Reproduce every line of the material below verbatim, changing nothing.

━━━ Excerpted records

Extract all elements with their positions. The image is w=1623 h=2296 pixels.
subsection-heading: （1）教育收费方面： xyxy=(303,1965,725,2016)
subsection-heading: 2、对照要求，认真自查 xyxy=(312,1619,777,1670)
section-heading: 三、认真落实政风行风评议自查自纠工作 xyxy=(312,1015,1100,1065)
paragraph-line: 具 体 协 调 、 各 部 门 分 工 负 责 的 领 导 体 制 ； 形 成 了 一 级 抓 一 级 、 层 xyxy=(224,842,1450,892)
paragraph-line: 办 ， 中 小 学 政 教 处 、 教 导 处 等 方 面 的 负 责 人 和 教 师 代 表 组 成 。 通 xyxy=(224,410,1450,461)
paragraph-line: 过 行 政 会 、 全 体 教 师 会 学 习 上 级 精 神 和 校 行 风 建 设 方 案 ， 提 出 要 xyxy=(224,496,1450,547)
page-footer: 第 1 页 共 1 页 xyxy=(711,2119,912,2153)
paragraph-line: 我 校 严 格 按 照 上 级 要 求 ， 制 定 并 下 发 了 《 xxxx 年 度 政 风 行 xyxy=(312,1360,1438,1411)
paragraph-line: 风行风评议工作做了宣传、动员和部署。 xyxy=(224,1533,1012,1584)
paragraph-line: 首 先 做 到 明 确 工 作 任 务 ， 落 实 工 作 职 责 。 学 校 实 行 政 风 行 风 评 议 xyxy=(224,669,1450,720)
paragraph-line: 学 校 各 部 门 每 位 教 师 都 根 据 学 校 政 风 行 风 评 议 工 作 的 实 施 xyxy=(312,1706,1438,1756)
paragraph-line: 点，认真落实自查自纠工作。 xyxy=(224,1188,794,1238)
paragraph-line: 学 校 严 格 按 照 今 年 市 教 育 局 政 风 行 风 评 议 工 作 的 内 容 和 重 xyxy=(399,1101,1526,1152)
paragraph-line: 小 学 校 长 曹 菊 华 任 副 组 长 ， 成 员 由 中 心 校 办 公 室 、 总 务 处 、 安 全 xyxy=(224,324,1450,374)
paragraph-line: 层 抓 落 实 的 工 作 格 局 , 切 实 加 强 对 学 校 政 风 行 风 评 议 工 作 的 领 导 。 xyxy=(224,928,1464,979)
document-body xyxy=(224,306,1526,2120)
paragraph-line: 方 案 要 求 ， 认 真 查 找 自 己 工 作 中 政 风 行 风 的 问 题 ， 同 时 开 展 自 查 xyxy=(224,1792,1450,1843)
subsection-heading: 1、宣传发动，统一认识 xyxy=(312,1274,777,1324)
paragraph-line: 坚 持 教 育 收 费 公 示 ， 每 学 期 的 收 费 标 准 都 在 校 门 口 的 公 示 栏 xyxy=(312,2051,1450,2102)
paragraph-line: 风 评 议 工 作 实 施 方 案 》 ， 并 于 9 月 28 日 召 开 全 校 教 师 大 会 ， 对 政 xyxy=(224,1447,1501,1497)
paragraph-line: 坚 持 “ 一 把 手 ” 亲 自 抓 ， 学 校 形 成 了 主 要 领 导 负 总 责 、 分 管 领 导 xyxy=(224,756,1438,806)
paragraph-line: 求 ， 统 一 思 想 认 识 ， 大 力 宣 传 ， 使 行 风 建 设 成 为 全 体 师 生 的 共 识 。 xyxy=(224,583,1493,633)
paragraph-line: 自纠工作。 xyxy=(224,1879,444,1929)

━━━━━━

Result of the task ▸
Extract all elements with their positions. The image is w=1623 h=2296 pixels.
subsection-heading: （1）教育收费方面： xyxy=(303,1965,725,2016)
subsection-heading: 2、对照要求，认真自查 xyxy=(312,1619,777,1670)
section-heading: 三、认真落实政风行风评议自查自纠工作 xyxy=(312,1015,1100,1065)
paragraph-line: 具 体 协 调 、 各 部 门 分 工 负 责 的 领 导 体 制 ； 形 成 了 一 级 抓 一 级 、 层 xyxy=(224,842,1450,892)
paragraph-line: 办 ， 中 小 学 政 教 处 、 教 导 处 等 方 面 的 负 责 人 和 教 师 代 表 组 成 。 通 xyxy=(224,410,1450,461)
paragraph-line: 过 行 政 会 、 全 体 教 师 会 学 习 上 级 精 神 和 校 行 风 建 设 方 案 ， 提 出 要 xyxy=(224,496,1450,547)
page-footer: 第 1 页 共 1 页 xyxy=(711,2119,912,2153)
paragraph-line: 我 校 严 格 按 照 上 级 要 求 ， 制 定 并 下 发 了 《 xxxx 年 度 政 风 行 xyxy=(312,1360,1438,1411)
paragraph-line: 风行风评议工作做了宣传、动员和部署。 xyxy=(224,1533,1012,1584)
paragraph-line: 首 先 做 到 明 确 工 作 任 务 ， 落 实 工 作 职 责 。 学 校 实 行 政 风 行 风 评 议 xyxy=(224,669,1450,720)
paragraph-line: 学 校 各 部 门 每 位 教 师 都 根 据 学 校 政 风 行 风 评 议 工 作 的 实 施 xyxy=(312,1706,1438,1756)
paragraph-line: 点，认真落实自查自纠工作。 xyxy=(224,1188,794,1238)
paragraph-line: 学 校 严 格 按 照 今 年 市 教 育 局 政 风 行 风 评 议 工 作 的 内 容 和 重 xyxy=(399,1101,1526,1152)
paragraph-line: 小 学 校 长 曹 菊 华 任 副 组 长 ， 成 员 由 中 心 校 办 公 室 、 总 务 处 、 安 全 xyxy=(224,324,1450,374)
paragraph-line: 层 抓 落 实 的 工 作 格 局 , 切 实 加 强 对 学 校 政 风 行 风 评 议 工 作 的 领 导 。 xyxy=(224,928,1464,979)
document-body xyxy=(224,306,1526,2120)
paragraph-line: 方 案 要 求 ， 认 真 查 找 自 己 工 作 中 政 风 行 风 的 问 题 ， 同 时 开 展 自 查 xyxy=(224,1792,1450,1843)
subsection-heading: 1、宣传发动，统一认识 xyxy=(312,1274,777,1324)
paragraph-line: 坚 持 教 育 收 费 公 示 ， 每 学 期 的 收 费 标 准 都 在 校 门 口 的 公 示 栏 xyxy=(312,2051,1450,2102)
paragraph-line: 风 评 议 工 作 实 施 方 案 》 ， 并 于 9 月 28 日 召 开 全 校 教 师 大 会 ， 对 政 xyxy=(224,1447,1501,1497)
paragraph-line: 坚 持 “ 一 把 手 ” 亲 自 抓 ， 学 校 形 成 了 主 要 领 导 负 总 责 、 分 管 领 导 xyxy=(224,756,1438,806)
paragraph-line: 求 ， 统 一 思 想 认 识 ， 大 力 宣 传 ， 使 行 风 建 设 成 为 全 体 师 生 的 共 识 。 xyxy=(224,583,1493,633)
paragraph-line: 自纠工作。 xyxy=(224,1879,444,1929)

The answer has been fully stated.